◆ What to work on
Put the lines of the records into a numbered list, omitting any blank lines, from the start of the records up to and including the line that contains "- nav-item-downloads[interactable]: Downloads".

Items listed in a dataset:
+++++

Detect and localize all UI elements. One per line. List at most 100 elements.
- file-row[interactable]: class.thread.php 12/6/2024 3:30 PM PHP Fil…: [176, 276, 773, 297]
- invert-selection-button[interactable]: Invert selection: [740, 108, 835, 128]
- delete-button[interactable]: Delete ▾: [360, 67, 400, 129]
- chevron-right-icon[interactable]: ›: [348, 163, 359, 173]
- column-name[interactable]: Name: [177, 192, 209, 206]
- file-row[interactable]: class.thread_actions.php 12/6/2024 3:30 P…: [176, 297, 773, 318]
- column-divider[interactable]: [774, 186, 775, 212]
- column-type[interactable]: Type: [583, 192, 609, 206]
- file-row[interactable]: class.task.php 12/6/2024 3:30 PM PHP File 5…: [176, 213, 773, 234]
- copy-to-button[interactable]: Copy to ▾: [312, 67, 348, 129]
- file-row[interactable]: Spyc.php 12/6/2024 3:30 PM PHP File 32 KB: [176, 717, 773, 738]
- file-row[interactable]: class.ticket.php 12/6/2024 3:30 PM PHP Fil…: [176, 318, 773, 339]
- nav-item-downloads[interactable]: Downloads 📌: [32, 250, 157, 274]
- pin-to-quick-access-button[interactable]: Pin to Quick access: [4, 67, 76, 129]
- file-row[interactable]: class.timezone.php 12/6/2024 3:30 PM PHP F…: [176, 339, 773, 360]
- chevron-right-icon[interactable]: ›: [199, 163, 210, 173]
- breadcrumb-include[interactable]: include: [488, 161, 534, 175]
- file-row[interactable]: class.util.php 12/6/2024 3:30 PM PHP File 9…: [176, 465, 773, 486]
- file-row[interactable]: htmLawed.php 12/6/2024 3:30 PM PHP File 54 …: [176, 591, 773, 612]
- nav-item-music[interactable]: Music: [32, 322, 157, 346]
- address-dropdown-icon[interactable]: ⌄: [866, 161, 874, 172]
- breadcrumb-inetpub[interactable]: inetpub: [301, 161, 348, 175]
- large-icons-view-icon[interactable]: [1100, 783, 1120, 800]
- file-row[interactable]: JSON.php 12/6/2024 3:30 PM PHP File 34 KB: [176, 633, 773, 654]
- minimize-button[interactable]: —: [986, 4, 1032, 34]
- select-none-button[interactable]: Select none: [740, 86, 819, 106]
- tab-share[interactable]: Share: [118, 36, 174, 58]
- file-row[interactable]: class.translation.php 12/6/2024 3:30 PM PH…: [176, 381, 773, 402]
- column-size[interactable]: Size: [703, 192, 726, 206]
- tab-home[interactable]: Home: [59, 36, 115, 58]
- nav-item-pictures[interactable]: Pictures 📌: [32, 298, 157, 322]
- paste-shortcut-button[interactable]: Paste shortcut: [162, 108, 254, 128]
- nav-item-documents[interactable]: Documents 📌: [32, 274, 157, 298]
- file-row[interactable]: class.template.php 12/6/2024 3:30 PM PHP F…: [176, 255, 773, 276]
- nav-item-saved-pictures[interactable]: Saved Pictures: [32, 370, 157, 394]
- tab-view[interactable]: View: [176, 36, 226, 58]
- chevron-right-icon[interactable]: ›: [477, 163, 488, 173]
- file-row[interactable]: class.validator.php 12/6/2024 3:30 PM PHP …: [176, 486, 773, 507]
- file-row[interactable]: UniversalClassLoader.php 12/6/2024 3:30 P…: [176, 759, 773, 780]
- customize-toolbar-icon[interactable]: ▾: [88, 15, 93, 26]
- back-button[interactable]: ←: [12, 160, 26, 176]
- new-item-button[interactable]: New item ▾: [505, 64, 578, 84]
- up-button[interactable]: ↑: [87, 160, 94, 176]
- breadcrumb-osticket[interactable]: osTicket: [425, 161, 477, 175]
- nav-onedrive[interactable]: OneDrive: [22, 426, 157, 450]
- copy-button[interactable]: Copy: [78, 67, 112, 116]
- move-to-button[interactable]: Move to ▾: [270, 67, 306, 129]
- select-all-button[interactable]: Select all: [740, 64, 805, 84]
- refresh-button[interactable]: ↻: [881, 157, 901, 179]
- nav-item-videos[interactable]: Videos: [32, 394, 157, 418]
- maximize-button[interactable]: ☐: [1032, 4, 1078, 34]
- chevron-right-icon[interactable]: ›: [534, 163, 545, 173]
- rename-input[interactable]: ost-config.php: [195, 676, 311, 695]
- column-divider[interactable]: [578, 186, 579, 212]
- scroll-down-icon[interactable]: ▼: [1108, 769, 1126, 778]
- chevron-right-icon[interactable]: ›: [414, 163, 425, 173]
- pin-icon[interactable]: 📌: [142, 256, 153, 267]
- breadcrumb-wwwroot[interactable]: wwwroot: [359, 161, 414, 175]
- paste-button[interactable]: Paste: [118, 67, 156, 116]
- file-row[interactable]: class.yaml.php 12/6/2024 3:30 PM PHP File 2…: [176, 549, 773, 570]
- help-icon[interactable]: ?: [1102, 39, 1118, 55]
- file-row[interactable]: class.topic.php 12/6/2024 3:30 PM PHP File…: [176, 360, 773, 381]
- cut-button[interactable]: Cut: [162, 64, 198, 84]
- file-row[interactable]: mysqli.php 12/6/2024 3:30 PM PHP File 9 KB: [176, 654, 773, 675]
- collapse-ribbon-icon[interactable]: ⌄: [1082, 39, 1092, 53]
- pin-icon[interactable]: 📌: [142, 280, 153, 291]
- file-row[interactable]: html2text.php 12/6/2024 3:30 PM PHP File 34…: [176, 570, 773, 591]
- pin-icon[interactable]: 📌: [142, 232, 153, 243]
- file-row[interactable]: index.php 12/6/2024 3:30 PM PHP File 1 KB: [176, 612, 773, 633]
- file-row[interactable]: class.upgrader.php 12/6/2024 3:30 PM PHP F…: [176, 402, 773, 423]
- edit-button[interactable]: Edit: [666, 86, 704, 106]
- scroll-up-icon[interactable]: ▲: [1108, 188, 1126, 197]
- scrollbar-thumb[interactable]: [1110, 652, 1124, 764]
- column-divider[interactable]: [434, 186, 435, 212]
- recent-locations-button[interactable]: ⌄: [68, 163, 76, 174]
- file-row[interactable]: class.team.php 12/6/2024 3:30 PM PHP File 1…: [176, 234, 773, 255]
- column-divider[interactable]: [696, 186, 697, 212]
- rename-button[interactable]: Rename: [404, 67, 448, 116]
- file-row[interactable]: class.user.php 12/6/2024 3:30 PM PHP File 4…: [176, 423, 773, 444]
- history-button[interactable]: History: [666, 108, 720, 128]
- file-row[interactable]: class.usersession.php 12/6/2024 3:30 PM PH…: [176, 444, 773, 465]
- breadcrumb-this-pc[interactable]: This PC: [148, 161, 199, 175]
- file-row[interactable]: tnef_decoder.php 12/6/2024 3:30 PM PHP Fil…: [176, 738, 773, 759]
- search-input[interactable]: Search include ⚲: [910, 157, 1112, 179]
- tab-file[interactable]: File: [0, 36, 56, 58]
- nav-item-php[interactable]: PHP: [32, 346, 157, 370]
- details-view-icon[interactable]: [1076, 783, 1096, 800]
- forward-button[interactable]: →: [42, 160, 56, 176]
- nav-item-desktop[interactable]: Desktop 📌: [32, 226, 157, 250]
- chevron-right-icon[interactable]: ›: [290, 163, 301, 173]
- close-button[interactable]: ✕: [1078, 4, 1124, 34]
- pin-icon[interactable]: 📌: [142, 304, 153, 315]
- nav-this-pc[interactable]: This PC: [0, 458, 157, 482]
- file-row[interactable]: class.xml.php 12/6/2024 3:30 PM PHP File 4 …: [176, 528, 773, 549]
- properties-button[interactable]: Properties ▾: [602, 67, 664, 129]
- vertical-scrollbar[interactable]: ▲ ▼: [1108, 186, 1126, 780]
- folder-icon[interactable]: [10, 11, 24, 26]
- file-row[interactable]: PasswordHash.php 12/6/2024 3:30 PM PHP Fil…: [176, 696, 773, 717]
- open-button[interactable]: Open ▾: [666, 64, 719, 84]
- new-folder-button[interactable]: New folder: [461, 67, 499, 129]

+++++

◆ Result for this exercise
1. Detect and localize all UI elements. One per line. List at most 100 elements.
2. - file-row[interactable]: class.thread.php 12/6/2024 3:30 PM PHP Fil…: [176, 276, 773, 297]
3. - invert-selection-button[interactable]: Invert selection: [740, 108, 835, 128]
4. - delete-button[interactable]: Delete ▾: [360, 67, 400, 129]
5. - chevron-right-icon[interactable]: ›: [348, 163, 359, 173]
6. - column-name[interactable]: Name: [177, 192, 209, 206]
7. - file-row[interactable]: class.thread_actions.php 12/6/2024 3:30 P…: [176, 297, 773, 318]
8. - column-divider[interactable]: [774, 186, 775, 212]
9. - column-type[interactable]: Type: [583, 192, 609, 206]
10. - file-row[interactable]: class.task.php 12/6/2024 3:30 PM PHP File 5…: [176, 213, 773, 234]
11. - copy-to-button[interactable]: Copy to ▾: [312, 67, 348, 129]
12. - file-row[interactable]: Spyc.php 12/6/2024 3:30 PM PHP File 32 KB: [176, 717, 773, 738]
13. - file-row[interactable]: class.ticket.php 12/6/2024 3:30 PM PHP Fil…: [176, 318, 773, 339]
14. - nav-item-downloads[interactable]: Downloads 📌: [32, 250, 157, 274]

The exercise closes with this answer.